● REQUIREMENT
Pictures do not belong in the copy; transcribe everything else in the records exactly.

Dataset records
▬▬▬▬▬▬▬▬▬▬

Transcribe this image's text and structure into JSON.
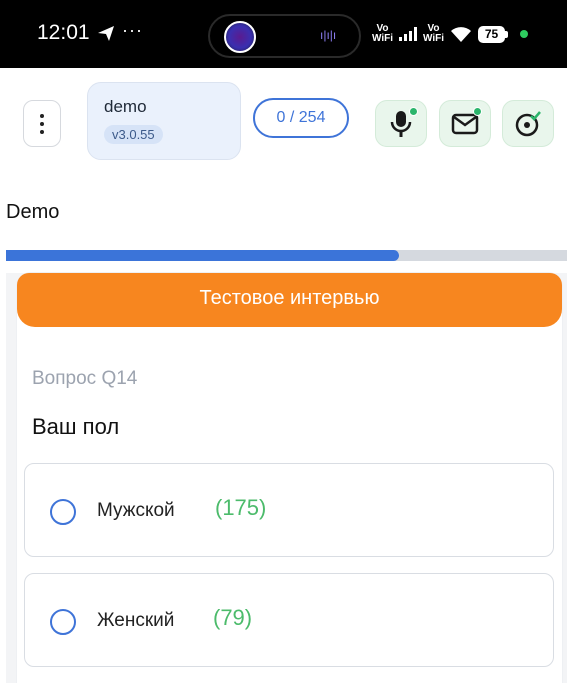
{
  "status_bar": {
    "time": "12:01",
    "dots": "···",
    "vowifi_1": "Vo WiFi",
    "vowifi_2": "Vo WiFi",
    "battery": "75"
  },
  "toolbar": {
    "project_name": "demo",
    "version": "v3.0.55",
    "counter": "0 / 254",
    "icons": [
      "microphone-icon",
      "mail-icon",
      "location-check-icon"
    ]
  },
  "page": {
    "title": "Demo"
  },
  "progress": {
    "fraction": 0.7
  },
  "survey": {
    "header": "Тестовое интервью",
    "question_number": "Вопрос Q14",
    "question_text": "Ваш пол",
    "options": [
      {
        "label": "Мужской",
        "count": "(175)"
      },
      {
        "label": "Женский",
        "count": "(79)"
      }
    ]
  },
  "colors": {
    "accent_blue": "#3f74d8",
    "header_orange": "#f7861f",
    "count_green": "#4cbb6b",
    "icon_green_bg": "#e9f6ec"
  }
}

▬▬▬▬▬▬▬▬▬▬

● COMPLETE OUTPUT
Transcribe this image's text and structure into JSON.
{
  "status_bar": {
    "time": "12:01",
    "dots": "···",
    "vowifi_1": "Vo WiFi",
    "vowifi_2": "Vo WiFi",
    "battery": "75"
  },
  "toolbar": {
    "project_name": "demo",
    "version": "v3.0.55",
    "counter": "0 / 254",
    "icons": [
      "microphone-icon",
      "mail-icon",
      "location-check-icon"
    ]
  },
  "page": {
    "title": "Demo"
  },
  "progress": {
    "fraction": 0.7
  },
  "survey": {
    "header": "Тестовое интервью",
    "question_number": "Вопрос Q14",
    "question_text": "Ваш пол",
    "options": [
      {
        "label": "Мужской",
        "count": "(175)"
      },
      {
        "label": "Женский",
        "count": "(79)"
      }
    ]
  },
  "colors": {
    "accent_blue": "#3f74d8",
    "header_orange": "#f7861f",
    "count_green": "#4cbb6b",
    "icon_green_bg": "#e9f6ec"
  }
}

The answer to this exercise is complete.